• The exercise: Find the line that contains "Enumerate this screenshot's"; then retype it and each line after it, exactly, through the final line of the data below.

::: Entries shown

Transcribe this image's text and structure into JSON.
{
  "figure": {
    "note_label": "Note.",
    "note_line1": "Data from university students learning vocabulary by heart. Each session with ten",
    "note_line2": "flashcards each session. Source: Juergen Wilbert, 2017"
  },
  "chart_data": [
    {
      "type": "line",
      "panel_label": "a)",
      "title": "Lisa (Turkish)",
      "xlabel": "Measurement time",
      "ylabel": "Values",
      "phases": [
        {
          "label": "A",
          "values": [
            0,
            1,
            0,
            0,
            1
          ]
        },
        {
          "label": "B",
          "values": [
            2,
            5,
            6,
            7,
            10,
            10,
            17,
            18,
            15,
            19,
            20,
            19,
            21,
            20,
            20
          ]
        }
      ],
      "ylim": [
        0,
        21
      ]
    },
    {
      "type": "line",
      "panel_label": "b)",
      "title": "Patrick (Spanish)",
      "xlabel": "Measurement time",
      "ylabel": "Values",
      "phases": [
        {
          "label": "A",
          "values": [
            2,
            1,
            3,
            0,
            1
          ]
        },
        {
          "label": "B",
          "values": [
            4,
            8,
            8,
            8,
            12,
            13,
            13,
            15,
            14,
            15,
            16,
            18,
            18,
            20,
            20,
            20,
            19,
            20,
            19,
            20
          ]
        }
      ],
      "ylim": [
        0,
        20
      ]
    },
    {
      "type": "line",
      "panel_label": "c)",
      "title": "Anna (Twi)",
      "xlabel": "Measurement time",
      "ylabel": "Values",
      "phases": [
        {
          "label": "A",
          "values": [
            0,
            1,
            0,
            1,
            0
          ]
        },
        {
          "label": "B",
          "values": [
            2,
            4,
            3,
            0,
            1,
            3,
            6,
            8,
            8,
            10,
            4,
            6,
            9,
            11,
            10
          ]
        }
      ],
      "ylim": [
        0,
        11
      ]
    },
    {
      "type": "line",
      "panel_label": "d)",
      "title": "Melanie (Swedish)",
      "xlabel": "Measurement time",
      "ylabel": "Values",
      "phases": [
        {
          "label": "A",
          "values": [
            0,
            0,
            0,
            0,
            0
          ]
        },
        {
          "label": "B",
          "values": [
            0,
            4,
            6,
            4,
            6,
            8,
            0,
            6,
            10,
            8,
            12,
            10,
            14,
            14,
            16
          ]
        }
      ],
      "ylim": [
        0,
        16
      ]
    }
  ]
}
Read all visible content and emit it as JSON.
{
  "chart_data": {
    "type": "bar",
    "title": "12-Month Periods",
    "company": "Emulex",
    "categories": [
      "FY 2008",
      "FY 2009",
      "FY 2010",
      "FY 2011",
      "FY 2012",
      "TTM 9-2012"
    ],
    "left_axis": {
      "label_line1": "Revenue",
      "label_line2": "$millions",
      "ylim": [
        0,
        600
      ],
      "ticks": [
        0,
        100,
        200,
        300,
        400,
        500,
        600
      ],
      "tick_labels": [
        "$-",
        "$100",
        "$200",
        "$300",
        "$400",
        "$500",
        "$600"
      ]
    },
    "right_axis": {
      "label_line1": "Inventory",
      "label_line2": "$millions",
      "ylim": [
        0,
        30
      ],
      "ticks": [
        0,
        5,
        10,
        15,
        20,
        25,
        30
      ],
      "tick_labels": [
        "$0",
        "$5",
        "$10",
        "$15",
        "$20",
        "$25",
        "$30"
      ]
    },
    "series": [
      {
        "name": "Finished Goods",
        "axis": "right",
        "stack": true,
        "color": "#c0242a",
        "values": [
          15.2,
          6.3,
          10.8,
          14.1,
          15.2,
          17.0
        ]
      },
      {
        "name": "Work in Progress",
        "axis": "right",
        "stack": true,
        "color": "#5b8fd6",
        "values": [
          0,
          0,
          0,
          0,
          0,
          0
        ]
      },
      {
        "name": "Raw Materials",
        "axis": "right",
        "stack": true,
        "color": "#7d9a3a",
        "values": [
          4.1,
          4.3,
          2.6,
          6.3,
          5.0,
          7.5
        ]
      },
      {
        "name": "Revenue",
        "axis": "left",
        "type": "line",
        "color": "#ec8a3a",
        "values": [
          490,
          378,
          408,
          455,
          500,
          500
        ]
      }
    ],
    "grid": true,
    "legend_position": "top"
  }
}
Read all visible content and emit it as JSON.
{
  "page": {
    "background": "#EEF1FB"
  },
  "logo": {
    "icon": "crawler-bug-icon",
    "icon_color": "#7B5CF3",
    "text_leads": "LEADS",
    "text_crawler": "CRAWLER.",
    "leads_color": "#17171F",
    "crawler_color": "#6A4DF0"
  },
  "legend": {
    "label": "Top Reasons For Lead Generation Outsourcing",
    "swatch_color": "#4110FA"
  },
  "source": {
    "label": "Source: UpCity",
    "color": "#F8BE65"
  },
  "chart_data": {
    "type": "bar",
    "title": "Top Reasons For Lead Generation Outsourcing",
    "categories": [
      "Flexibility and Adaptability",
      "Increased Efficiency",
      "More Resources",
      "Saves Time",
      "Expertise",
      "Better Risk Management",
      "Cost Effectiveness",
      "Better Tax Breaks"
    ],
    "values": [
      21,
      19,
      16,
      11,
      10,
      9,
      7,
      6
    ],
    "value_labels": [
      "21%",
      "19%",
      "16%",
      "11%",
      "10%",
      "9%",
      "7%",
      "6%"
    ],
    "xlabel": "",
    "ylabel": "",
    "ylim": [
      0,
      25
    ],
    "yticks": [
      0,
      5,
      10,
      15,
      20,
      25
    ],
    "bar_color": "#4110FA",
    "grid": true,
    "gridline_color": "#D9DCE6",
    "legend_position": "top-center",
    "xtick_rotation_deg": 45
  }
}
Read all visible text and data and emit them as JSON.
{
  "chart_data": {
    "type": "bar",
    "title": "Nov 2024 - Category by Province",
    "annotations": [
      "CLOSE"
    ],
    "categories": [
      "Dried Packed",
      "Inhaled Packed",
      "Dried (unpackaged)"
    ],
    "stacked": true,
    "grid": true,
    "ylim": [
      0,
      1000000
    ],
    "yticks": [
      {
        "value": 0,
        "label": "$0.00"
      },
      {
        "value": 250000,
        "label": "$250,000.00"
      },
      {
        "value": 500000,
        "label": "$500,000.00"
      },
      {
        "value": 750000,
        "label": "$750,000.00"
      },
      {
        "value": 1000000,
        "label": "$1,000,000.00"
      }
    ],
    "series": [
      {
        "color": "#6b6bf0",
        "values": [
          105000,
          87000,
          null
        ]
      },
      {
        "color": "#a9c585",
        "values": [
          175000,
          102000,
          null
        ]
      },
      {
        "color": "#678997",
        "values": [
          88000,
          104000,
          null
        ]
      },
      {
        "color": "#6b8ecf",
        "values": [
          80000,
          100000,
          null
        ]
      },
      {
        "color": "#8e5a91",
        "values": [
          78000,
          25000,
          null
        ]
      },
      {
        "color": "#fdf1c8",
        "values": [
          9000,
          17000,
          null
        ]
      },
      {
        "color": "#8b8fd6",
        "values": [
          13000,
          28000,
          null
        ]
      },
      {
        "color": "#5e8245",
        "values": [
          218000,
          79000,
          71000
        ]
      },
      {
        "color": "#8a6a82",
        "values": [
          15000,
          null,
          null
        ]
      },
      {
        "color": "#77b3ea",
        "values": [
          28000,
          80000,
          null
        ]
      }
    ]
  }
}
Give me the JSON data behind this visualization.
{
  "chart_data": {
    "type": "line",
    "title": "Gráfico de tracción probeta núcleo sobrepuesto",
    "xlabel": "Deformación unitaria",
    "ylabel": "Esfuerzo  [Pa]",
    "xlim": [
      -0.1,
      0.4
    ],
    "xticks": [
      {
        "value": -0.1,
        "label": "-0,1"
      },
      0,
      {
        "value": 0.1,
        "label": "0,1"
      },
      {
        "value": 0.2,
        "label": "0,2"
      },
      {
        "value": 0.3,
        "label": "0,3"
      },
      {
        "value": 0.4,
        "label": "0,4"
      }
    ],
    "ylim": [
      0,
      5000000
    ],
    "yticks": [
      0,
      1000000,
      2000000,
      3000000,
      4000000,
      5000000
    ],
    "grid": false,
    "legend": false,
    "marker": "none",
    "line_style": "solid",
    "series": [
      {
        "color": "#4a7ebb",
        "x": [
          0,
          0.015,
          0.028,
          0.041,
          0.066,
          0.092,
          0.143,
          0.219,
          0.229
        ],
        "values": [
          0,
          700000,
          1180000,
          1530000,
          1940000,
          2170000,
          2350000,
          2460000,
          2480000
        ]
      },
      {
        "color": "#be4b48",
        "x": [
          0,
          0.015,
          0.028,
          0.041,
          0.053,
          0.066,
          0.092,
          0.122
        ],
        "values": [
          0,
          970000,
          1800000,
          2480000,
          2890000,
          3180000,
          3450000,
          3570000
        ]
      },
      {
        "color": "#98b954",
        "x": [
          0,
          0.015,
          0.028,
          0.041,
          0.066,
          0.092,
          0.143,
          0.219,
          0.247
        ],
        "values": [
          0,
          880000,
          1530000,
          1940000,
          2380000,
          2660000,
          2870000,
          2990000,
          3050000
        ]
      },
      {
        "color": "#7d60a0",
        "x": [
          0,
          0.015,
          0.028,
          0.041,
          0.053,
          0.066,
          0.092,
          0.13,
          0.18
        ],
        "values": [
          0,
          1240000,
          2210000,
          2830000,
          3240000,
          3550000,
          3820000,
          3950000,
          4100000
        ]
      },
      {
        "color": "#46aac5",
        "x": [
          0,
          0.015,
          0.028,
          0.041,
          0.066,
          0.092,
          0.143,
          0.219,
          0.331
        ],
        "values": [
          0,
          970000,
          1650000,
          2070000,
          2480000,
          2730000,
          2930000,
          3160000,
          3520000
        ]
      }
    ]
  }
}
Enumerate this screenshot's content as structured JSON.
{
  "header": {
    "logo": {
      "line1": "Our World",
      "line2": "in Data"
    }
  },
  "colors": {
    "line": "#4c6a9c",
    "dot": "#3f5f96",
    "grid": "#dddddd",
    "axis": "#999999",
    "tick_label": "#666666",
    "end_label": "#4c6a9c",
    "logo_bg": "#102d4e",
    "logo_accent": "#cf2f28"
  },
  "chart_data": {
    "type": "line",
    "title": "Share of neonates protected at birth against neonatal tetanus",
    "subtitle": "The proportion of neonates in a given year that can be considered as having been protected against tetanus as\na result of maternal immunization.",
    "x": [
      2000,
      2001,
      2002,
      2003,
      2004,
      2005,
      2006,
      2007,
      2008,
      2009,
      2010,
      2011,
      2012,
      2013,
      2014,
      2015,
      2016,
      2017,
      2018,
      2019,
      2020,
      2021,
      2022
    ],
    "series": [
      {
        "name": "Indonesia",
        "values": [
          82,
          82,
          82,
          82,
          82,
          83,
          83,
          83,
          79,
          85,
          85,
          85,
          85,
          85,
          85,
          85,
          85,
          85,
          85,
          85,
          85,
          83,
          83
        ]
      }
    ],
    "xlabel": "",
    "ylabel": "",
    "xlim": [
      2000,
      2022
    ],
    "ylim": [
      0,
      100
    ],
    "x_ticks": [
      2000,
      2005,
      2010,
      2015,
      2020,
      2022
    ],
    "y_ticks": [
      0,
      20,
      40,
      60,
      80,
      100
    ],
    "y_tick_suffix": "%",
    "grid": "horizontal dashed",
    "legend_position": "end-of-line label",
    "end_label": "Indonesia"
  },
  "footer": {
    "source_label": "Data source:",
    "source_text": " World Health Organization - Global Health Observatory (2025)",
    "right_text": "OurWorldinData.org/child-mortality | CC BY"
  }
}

::::::

• Response below:
Enumerate this screenshot's content as structured JSON.
{
  "header": {
    "logo": {
      "line1": "Our World",
      "line2": "in Data"
    }
  },
  "colors": {
    "line": "#4c6a9c",
    "dot": "#3f5f96",
    "grid": "#dddddd",
    "axis": "#999999",
    "tick_label": "#666666",
    "end_label": "#4c6a9c",
    "logo_bg": "#102d4e",
    "logo_accent": "#cf2f28"
  },
  "chart_data": {
    "type": "line",
    "title": "Share of neonates protected at birth against neonatal tetanus",
    "subtitle": "The proportion of neonates in a given year that can be considered as having been protected against tetanus as\na result of maternal immunization.",
    "x": [
      2000,
      2001,
      2002,
      2003,
      2004,
      2005,
      2006,
      2007,
      2008,
      2009,
      2010,
      2011,
      2012,
      2013,
      2014,
      2015,
      2016,
      2017,
      2018,
      2019,
      2020,
      2021,
      2022
    ],
    "series": [
      {
        "name": "Indonesia",
        "values": [
          82,
          82,
          82,
          82,
          82,
          83,
          83,
          83,
          79,
          85,
          85,
          85,
          85,
          85,
          85,
          85,
          85,
          85,
          85,
          85,
          85,
          83,
          83
        ]
      }
    ],
    "xlabel": "",
    "ylabel": "",
    "xlim": [
      2000,
      2022
    ],
    "ylim": [
      0,
      100
    ],
    "x_ticks": [
      2000,
      2005,
      2010,
      2015,
      2020,
      2022
    ],
    "y_ticks": [
      0,
      20,
      40,
      60,
      80,
      100
    ],
    "y_tick_suffix": "%",
    "grid": "horizontal dashed",
    "legend_position": "end-of-line label",
    "end_label": "Indonesia"
  },
  "footer": {
    "source_label": "Data source:",
    "source_text": " World Health Organization - Global Health Observatory (2025)",
    "right_text": "OurWorldinData.org/child-mortality | CC BY"
  }
}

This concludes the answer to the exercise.